§ Set exercise: Look for "descripción" in each line of the entries, and return the matching lines.

(Collected data entries)
- - - -

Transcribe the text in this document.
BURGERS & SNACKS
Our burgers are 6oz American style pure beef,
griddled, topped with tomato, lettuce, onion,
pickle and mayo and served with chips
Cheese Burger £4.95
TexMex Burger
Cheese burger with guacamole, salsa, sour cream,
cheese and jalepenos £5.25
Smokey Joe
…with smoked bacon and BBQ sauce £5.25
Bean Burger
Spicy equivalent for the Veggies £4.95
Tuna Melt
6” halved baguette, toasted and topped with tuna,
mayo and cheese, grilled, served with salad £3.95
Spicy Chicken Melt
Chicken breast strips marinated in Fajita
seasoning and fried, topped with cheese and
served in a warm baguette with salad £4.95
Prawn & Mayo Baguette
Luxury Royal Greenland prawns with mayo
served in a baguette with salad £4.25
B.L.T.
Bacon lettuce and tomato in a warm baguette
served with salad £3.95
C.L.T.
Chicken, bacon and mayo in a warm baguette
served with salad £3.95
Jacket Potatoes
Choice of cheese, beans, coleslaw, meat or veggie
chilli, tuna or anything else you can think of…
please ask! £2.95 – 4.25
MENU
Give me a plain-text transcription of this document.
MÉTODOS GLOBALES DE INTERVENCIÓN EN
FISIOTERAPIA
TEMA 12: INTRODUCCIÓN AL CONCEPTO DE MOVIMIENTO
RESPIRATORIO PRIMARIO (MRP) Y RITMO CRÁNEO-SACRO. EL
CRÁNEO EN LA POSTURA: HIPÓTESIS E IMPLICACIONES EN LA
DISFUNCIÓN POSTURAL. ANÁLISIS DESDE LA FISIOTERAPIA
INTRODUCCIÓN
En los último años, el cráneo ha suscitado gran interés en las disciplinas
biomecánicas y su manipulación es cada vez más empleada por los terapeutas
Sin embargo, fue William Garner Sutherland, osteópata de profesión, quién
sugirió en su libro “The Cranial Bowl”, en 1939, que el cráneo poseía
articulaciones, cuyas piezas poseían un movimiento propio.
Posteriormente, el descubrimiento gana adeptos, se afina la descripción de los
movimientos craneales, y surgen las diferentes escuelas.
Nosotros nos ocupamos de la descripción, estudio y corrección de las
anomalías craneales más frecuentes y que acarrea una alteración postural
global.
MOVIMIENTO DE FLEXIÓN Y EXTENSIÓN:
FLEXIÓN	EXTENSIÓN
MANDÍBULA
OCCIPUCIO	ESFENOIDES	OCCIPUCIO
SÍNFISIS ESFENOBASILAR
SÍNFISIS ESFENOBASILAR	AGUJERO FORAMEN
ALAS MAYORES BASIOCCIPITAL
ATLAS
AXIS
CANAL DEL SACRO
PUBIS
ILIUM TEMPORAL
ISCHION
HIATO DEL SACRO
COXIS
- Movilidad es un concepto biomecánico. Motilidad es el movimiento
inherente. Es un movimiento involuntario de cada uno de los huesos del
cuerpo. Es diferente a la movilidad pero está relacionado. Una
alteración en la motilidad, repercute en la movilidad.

- - - -

§ Task response:
Posteriormente, el descubrimiento gana adeptos, se afina la descripción de los
Nosotros nos ocupamos de la descripción, estudio y corrección de las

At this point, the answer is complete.